▶ Extracted entries
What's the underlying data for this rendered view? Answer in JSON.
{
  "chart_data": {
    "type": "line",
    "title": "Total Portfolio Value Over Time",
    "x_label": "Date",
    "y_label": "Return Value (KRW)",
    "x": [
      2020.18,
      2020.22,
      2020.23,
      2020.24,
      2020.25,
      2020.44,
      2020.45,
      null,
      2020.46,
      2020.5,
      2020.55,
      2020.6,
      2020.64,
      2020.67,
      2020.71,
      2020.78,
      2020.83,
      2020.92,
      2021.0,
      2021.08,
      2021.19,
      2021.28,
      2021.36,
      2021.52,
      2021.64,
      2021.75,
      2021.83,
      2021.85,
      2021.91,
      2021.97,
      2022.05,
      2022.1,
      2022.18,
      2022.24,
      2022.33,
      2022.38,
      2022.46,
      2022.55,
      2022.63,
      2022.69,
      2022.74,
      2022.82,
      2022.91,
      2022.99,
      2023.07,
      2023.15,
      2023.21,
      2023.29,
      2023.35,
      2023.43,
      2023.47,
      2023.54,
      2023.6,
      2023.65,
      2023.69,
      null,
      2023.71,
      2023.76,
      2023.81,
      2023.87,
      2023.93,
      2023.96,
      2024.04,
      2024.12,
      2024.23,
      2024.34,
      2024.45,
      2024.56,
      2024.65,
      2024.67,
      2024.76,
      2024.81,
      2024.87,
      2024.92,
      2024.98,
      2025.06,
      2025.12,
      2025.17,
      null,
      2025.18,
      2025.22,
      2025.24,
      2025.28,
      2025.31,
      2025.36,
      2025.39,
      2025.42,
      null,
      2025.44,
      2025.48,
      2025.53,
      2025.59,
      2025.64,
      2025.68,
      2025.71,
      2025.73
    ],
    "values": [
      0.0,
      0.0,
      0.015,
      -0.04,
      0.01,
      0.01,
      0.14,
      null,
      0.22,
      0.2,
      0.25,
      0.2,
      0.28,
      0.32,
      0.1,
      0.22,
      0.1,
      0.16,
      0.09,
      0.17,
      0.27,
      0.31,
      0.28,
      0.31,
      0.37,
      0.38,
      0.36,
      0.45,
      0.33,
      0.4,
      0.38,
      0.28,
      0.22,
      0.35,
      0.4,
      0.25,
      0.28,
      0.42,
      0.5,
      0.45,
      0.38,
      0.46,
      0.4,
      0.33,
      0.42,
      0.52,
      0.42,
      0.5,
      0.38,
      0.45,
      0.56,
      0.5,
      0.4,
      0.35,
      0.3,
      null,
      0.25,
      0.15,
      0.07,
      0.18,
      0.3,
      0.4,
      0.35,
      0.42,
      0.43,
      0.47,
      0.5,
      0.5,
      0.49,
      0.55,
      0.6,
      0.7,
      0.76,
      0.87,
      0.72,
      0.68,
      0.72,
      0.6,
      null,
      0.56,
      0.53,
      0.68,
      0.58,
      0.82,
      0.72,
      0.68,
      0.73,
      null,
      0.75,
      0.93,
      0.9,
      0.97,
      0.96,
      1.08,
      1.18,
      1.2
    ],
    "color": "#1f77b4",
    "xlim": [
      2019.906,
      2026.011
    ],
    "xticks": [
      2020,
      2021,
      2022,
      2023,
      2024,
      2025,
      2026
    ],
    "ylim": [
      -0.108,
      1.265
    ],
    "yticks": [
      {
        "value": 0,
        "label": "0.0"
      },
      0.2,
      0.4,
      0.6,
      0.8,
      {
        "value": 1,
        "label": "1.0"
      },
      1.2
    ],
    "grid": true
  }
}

▶ Exercise goal
Repeat the records above exactly, leaving none out.

▶ Full solution
What's the underlying data for this rendered view? Answer in JSON.
{
  "chart_data": {
    "type": "line",
    "title": "Total Portfolio Value Over Time",
    "x_label": "Date",
    "y_label": "Return Value (KRW)",
    "x": [
      2020.18,
      2020.22,
      2020.23,
      2020.24,
      2020.25,
      2020.44,
      2020.45,
      null,
      2020.46,
      2020.5,
      2020.55,
      2020.6,
      2020.64,
      2020.67,
      2020.71,
      2020.78,
      2020.83,
      2020.92,
      2021.0,
      2021.08,
      2021.19,
      2021.28,
      2021.36,
      2021.52,
      2021.64,
      2021.75,
      2021.83,
      2021.85,
      2021.91,
      2021.97,
      2022.05,
      2022.1,
      2022.18,
      2022.24,
      2022.33,
      2022.38,
      2022.46,
      2022.55,
      2022.63,
      2022.69,
      2022.74,
      2022.82,
      2022.91,
      2022.99,
      2023.07,
      2023.15,
      2023.21,
      2023.29,
      2023.35,
      2023.43,
      2023.47,
      2023.54,
      2023.6,
      2023.65,
      2023.69,
      null,
      2023.71,
      2023.76,
      2023.81,
      2023.87,
      2023.93,
      2023.96,
      2024.04,
      2024.12,
      2024.23,
      2024.34,
      2024.45,
      2024.56,
      2024.65,
      2024.67,
      2024.76,
      2024.81,
      2024.87,
      2024.92,
      2024.98,
      2025.06,
      2025.12,
      2025.17,
      null,
      2025.18,
      2025.22,
      2025.24,
      2025.28,
      2025.31,
      2025.36,
      2025.39,
      2025.42,
      null,
      2025.44,
      2025.48,
      2025.53,
      2025.59,
      2025.64,
      2025.68,
      2025.71,
      2025.73
    ],
    "values": [
      0.0,
      0.0,
      0.015,
      -0.04,
      0.01,
      0.01,
      0.14,
      null,
      0.22,
      0.2,
      0.25,
      0.2,
      0.28,
      0.32,
      0.1,
      0.22,
      0.1,
      0.16,
      0.09,
      0.17,
      0.27,
      0.31,
      0.28,
      0.31,
      0.37,
      0.38,
      0.36,
      0.45,
      0.33,
      0.4,
      0.38,
      0.28,
      0.22,
      0.35,
      0.4,
      0.25,
      0.28,
      0.42,
      0.5,
      0.45,
      0.38,
      0.46,
      0.4,
      0.33,
      0.42,
      0.52,
      0.42,
      0.5,
      0.38,
      0.45,
      0.56,
      0.5,
      0.4,
      0.35,
      0.3,
      null,
      0.25,
      0.15,
      0.07,
      0.18,
      0.3,
      0.4,
      0.35,
      0.42,
      0.43,
      0.47,
      0.5,
      0.5,
      0.49,
      0.55,
      0.6,
      0.7,
      0.76,
      0.87,
      0.72,
      0.68,
      0.72,
      0.6,
      null,
      0.56,
      0.53,
      0.68,
      0.58,
      0.82,
      0.72,
      0.68,
      0.73,
      null,
      0.75,
      0.93,
      0.9,
      0.97,
      0.96,
      1.08,
      1.18,
      1.2
    ],
    "color": "#1f77b4",
    "xlim": [
      2019.906,
      2026.011
    ],
    "xticks": [
      2020,
      2021,
      2022,
      2023,
      2024,
      2025,
      2026
    ],
    "ylim": [
      -0.108,
      1.265
    ],
    "yticks": [
      {
        "value": 0,
        "label": "0.0"
      },
      0.2,
      0.4,
      0.6,
      0.8,
      {
        "value": 1,
        "label": "1.0"
      },
      1.2
    ],
    "grid": true
  }
}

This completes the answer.